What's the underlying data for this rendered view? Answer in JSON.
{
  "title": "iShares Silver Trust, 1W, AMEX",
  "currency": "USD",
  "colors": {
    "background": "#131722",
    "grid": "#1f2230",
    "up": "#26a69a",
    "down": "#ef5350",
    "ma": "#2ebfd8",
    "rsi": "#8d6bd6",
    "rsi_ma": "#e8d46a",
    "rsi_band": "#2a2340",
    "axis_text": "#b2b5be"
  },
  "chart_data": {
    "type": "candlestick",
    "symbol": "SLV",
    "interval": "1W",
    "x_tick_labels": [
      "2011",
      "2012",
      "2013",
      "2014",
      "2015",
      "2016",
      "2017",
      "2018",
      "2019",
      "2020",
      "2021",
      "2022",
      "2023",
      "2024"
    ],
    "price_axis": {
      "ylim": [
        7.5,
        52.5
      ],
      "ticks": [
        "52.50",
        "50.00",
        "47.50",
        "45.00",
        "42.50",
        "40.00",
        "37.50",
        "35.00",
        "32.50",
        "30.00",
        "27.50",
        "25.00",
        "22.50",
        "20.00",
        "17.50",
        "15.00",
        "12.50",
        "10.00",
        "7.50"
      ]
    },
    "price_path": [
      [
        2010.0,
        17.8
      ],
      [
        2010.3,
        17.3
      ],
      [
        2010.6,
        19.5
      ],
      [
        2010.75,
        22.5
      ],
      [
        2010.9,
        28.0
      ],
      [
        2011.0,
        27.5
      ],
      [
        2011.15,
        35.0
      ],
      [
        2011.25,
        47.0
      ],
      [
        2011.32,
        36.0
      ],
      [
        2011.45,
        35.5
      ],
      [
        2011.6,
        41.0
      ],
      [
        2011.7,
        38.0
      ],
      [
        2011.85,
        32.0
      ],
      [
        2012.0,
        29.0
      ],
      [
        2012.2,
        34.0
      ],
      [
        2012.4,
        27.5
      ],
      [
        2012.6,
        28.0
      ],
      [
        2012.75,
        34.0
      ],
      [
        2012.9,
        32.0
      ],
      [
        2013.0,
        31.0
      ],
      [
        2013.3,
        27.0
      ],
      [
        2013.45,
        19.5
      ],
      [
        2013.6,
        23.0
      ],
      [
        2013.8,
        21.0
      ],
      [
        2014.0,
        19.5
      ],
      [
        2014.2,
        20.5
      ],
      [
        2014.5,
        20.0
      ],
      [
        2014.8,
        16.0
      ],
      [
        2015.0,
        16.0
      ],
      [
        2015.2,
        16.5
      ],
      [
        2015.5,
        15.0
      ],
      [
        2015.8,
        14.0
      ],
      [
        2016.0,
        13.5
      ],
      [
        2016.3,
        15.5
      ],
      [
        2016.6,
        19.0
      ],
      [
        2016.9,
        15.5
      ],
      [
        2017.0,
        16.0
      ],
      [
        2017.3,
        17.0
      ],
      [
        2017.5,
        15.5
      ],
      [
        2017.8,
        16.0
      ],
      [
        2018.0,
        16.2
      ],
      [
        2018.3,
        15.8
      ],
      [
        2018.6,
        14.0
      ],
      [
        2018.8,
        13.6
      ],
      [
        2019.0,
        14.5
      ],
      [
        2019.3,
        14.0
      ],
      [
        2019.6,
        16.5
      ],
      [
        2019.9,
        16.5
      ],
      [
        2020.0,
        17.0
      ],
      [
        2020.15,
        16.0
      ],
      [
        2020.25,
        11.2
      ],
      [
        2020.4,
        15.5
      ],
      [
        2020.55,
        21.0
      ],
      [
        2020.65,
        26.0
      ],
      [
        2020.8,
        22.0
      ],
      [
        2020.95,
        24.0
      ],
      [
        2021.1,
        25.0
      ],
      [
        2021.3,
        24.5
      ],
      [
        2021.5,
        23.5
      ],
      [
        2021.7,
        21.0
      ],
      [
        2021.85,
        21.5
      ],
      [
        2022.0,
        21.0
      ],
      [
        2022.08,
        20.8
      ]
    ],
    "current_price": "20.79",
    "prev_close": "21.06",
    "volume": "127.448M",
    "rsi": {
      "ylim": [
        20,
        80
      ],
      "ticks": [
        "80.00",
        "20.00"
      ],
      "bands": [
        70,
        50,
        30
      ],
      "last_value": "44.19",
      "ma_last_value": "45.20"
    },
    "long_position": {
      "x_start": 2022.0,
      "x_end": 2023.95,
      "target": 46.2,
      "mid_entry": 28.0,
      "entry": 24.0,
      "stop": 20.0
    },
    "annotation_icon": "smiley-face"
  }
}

● ● ● ● ●

Take the listing above and set it down exactly.

Result:
What's the underlying data for this rendered view? Answer in JSON.
{
  "title": "iShares Silver Trust, 1W, AMEX",
  "currency": "USD",
  "colors": {
    "background": "#131722",
    "grid": "#1f2230",
    "up": "#26a69a",
    "down": "#ef5350",
    "ma": "#2ebfd8",
    "rsi": "#8d6bd6",
    "rsi_ma": "#e8d46a",
    "rsi_band": "#2a2340",
    "axis_text": "#b2b5be"
  },
  "chart_data": {
    "type": "candlestick",
    "symbol": "SLV",
    "interval": "1W",
    "x_tick_labels": [
      "2011",
      "2012",
      "2013",
      "2014",
      "2015",
      "2016",
      "2017",
      "2018",
      "2019",
      "2020",
      "2021",
      "2022",
      "2023",
      "2024"
    ],
    "price_axis": {
      "ylim": [
        7.5,
        52.5
      ],
      "ticks": [
        "52.50",
        "50.00",
        "47.50",
        "45.00",
        "42.50",
        "40.00",
        "37.50",
        "35.00",
        "32.50",
        "30.00",
        "27.50",
        "25.00",
        "22.50",
        "20.00",
        "17.50",
        "15.00",
        "12.50",
        "10.00",
        "7.50"
      ]
    },
    "price_path": [
      [
        2010.0,
        17.8
      ],
      [
        2010.3,
        17.3
      ],
      [
        2010.6,
        19.5
      ],
      [
        2010.75,
        22.5
      ],
      [
        2010.9,
        28.0
      ],
      [
        2011.0,
        27.5
      ],
      [
        2011.15,
        35.0
      ],
      [
        2011.25,
        47.0
      ],
      [
        2011.32,
        36.0
      ],
      [
        2011.45,
        35.5
      ],
      [
        2011.6,
        41.0
      ],
      [
        2011.7,
        38.0
      ],
      [
        2011.85,
        32.0
      ],
      [
        2012.0,
        29.0
      ],
      [
        2012.2,
        34.0
      ],
      [
        2012.4,
        27.5
      ],
      [
        2012.6,
        28.0
      ],
      [
        2012.75,
        34.0
      ],
      [
        2012.9,
        32.0
      ],
      [
        2013.0,
        31.0
      ],
      [
        2013.3,
        27.0
      ],
      [
        2013.45,
        19.5
      ],
      [
        2013.6,
        23.0
      ],
      [
        2013.8,
        21.0
      ],
      [
        2014.0,
        19.5
      ],
      [
        2014.2,
        20.5
      ],
      [
        2014.5,
        20.0
      ],
      [
        2014.8,
        16.0
      ],
      [
        2015.0,
        16.0
      ],
      [
        2015.2,
        16.5
      ],
      [
        2015.5,
        15.0
      ],
      [
        2015.8,
        14.0
      ],
      [
        2016.0,
        13.5
      ],
      [
        2016.3,
        15.5
      ],
      [
        2016.6,
        19.0
      ],
      [
        2016.9,
        15.5
      ],
      [
        2017.0,
        16.0
      ],
      [
        2017.3,
        17.0
      ],
      [
        2017.5,
        15.5
      ],
      [
        2017.8,
        16.0
      ],
      [
        2018.0,
        16.2
      ],
      [
        2018.3,
        15.8
      ],
      [
        2018.6,
        14.0
      ],
      [
        2018.8,
        13.6
      ],
      [
        2019.0,
        14.5
      ],
      [
        2019.3,
        14.0
      ],
      [
        2019.6,
        16.5
      ],
      [
        2019.9,
        16.5
      ],
      [
        2020.0,
        17.0
      ],
      [
        2020.15,
        16.0
      ],
      [
        2020.25,
        11.2
      ],
      [
        2020.4,
        15.5
      ],
      [
        2020.55,
        21.0
      ],
      [
        2020.65,
        26.0
      ],
      [
        2020.8,
        22.0
      ],
      [
        2020.95,
        24.0
      ],
      [
        2021.1,
        25.0
      ],
      [
        2021.3,
        24.5
      ],
      [
        2021.5,
        23.5
      ],
      [
        2021.7,
        21.0
      ],
      [
        2021.85,
        21.5
      ],
      [
        2022.0,
        21.0
      ],
      [
        2022.08,
        20.8
      ]
    ],
    "current_price": "20.79",
    "prev_close": "21.06",
    "volume": "127.448M",
    "rsi": {
      "ylim": [
        20,
        80
      ],
      "ticks": [
        "80.00",
        "20.00"
      ],
      "bands": [
        70,
        50,
        30
      ],
      "last_value": "44.19",
      "ma_last_value": "45.20"
    },
    "long_position": {
      "x_start": 2022.0,
      "x_end": 2023.95,
      "target": 46.2,
      "mid_entry": 28.0,
      "entry": 24.0,
      "stop": 20.0
    },
    "annotation_icon": "smiley-face"
  }
}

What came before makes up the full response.